TASK TO CARRY OUT: Count each line below that has "resolución" anywhere in it. Answer with the total alone.

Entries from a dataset
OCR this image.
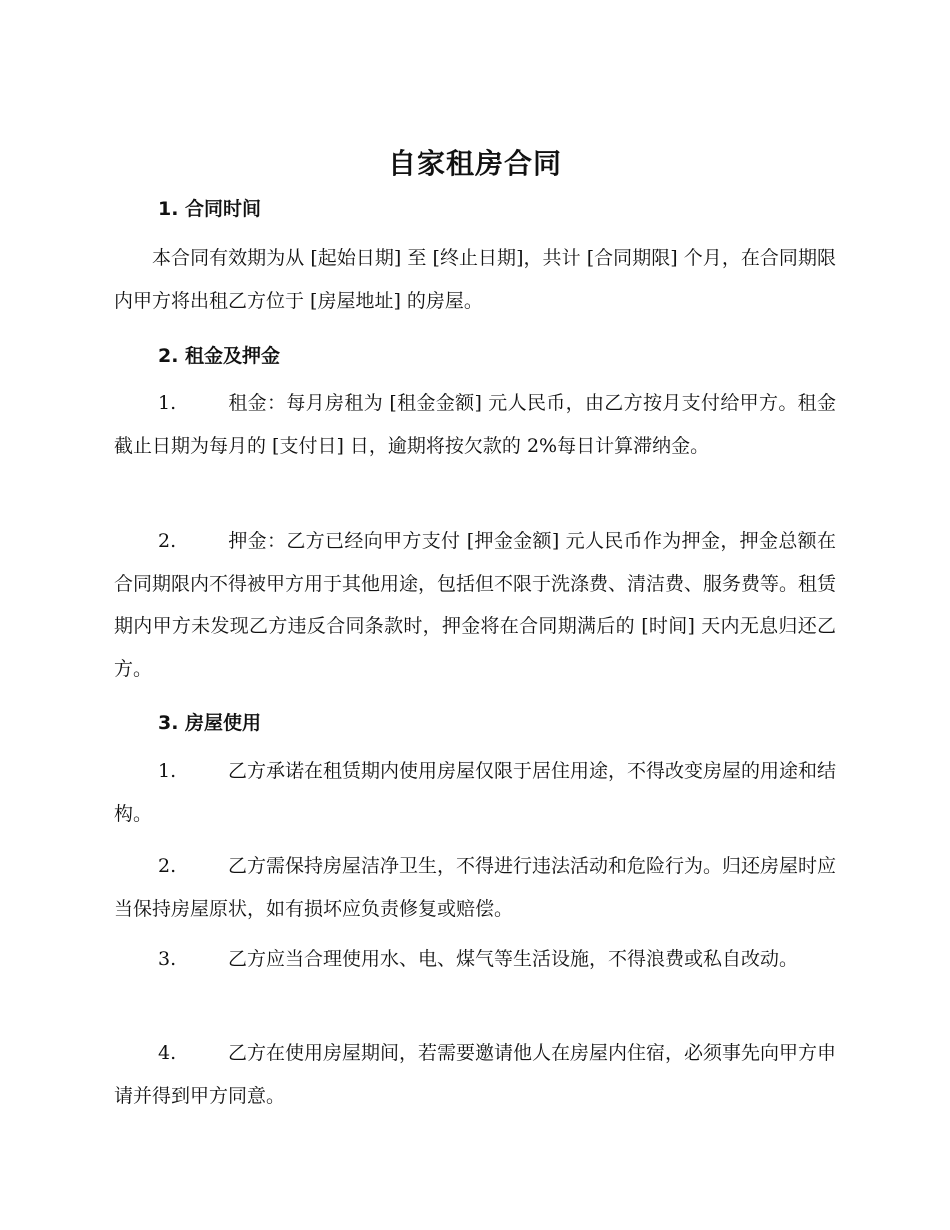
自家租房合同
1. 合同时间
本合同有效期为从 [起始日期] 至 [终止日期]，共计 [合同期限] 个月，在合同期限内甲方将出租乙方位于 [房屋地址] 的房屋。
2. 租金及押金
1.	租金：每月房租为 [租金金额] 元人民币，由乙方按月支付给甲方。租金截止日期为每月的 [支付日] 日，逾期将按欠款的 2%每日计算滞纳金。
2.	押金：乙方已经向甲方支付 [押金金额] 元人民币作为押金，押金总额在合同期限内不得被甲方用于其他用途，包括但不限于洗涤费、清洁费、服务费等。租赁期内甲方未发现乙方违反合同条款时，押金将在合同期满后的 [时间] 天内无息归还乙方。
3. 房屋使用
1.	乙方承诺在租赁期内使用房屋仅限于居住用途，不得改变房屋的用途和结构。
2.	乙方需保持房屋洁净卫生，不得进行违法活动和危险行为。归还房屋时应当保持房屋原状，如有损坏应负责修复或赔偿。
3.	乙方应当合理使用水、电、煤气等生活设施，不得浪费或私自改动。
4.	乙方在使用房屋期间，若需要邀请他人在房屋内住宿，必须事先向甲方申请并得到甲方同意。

--

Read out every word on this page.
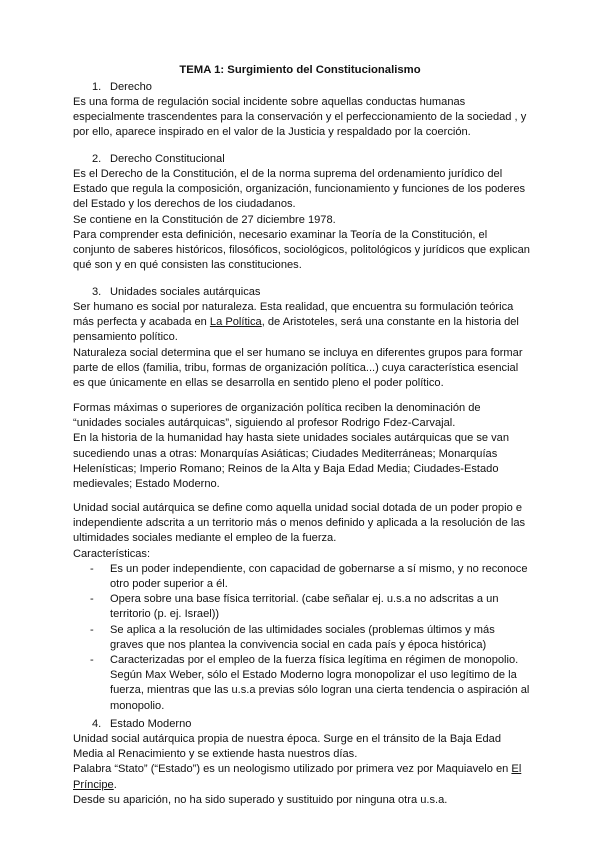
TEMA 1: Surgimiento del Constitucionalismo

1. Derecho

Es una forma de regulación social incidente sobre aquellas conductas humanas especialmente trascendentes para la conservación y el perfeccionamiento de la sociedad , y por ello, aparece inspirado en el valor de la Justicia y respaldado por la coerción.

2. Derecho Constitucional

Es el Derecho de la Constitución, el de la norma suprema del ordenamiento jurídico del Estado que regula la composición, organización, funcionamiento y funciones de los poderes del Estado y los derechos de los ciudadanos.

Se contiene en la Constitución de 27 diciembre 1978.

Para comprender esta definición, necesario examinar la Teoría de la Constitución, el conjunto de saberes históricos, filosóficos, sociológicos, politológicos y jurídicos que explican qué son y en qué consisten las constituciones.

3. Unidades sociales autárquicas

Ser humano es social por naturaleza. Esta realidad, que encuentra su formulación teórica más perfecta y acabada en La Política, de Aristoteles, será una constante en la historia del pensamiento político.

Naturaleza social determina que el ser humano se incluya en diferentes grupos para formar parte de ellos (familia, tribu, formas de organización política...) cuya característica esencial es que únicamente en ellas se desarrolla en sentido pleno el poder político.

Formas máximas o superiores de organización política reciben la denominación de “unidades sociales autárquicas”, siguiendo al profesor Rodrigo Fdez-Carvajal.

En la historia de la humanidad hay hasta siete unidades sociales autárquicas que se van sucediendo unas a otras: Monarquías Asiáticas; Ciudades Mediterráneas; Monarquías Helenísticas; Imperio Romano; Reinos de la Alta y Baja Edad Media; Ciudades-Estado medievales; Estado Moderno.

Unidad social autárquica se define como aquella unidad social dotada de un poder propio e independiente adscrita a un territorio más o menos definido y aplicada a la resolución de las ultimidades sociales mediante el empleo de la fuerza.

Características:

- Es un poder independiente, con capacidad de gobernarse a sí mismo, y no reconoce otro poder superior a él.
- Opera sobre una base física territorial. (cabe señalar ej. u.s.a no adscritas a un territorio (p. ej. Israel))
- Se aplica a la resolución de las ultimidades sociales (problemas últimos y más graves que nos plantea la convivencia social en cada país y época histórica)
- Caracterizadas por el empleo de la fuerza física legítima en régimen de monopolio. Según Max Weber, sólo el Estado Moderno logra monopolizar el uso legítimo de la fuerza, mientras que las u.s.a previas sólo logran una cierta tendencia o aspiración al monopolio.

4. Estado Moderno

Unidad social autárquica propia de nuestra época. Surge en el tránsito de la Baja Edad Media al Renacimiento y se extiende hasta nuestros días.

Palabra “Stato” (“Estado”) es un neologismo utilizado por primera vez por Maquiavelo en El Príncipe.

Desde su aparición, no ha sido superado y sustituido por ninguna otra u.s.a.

---

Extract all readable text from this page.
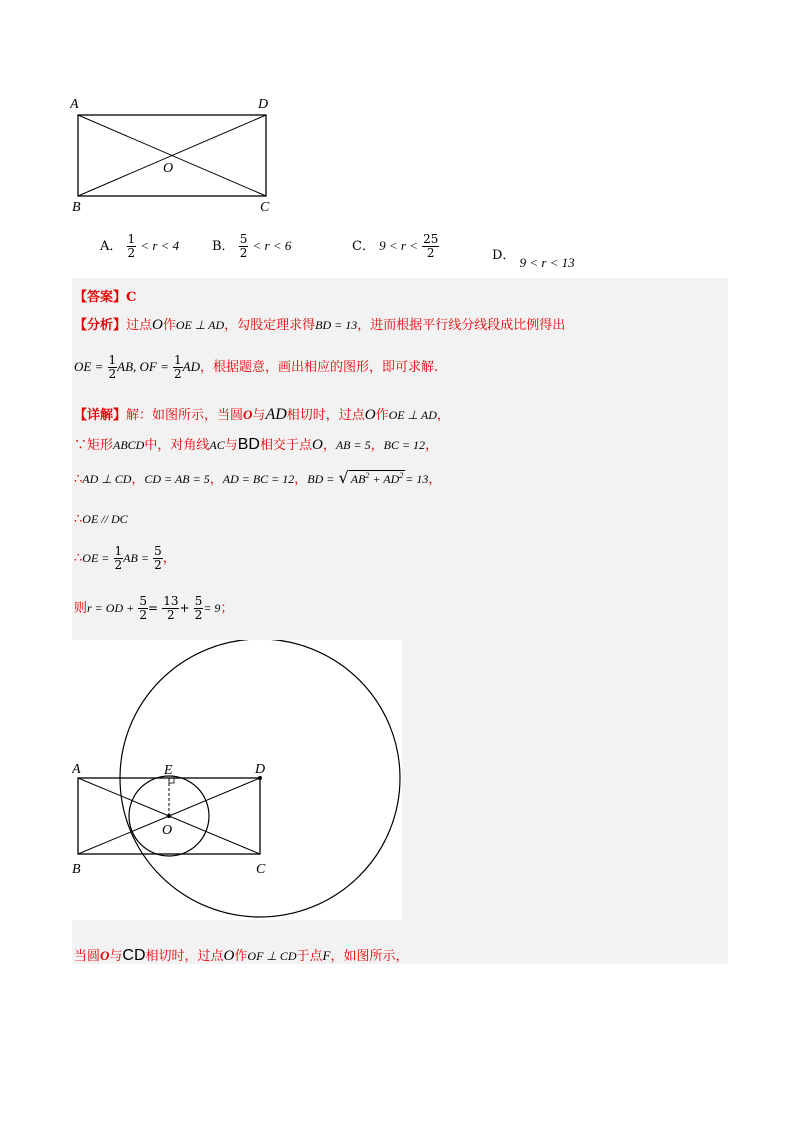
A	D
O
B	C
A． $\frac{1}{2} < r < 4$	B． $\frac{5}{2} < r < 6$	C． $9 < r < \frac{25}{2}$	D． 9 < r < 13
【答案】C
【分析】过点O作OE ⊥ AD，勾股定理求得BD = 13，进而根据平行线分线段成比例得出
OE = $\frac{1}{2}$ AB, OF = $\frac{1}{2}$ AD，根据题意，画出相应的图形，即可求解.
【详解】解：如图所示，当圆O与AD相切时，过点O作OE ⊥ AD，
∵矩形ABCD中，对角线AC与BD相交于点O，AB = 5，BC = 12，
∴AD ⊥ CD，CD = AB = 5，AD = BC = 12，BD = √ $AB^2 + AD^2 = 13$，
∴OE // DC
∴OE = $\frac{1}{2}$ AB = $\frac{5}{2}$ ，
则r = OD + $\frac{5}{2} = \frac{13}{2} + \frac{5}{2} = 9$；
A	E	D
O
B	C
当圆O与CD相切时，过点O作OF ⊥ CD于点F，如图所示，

TASK RESPONSE: 2